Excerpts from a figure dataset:
═══

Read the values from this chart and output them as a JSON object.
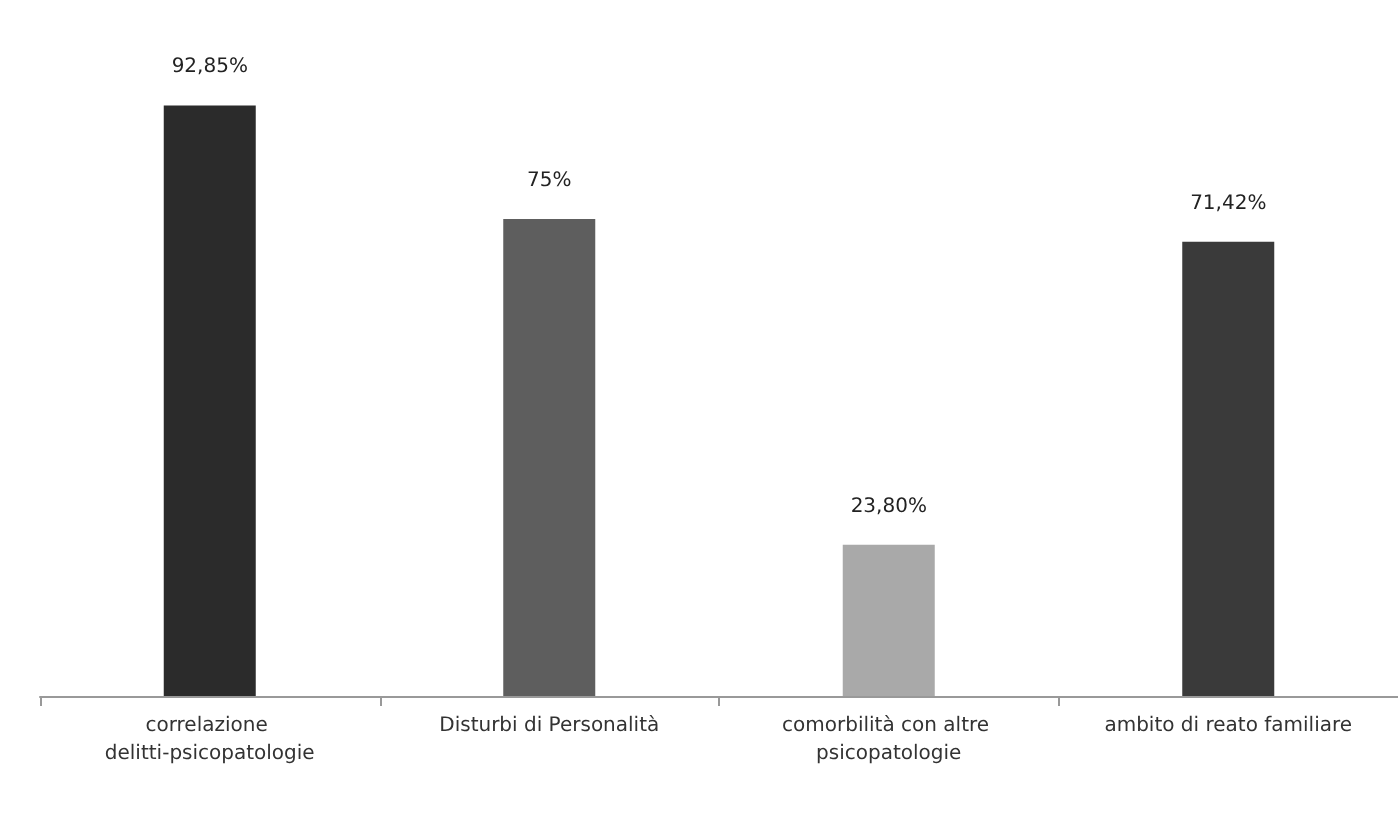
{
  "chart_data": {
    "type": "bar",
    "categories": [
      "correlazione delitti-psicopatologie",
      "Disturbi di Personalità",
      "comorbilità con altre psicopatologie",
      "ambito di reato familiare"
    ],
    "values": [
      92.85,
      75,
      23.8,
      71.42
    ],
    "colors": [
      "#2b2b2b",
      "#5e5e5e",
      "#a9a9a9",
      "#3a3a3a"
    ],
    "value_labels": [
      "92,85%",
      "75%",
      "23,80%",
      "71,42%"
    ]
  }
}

═══

- **Work to complete**
Copy every record above exactly as written, but leave out the pictures.

- **Final answer**
Read the values from this chart and output them as a JSON object.
{
  "chart_data": {
    "type": "bar",
    "categories": [
      "correlazione delitti-psicopatologie",
      "Disturbi di Personalità",
      "comorbilità con altre psicopatologie",
      "ambito di reato familiare"
    ],
    "values": [
      92.85,
      75,
      23.8,
      71.42
    ],
    "colors": [
      "#2b2b2b",
      "#5e5e5e",
      "#a9a9a9",
      "#3a3a3a"
    ],
    "value_labels": [
      "92,85%",
      "75%",
      "23,80%",
      "71,42%"
    ]
  }
}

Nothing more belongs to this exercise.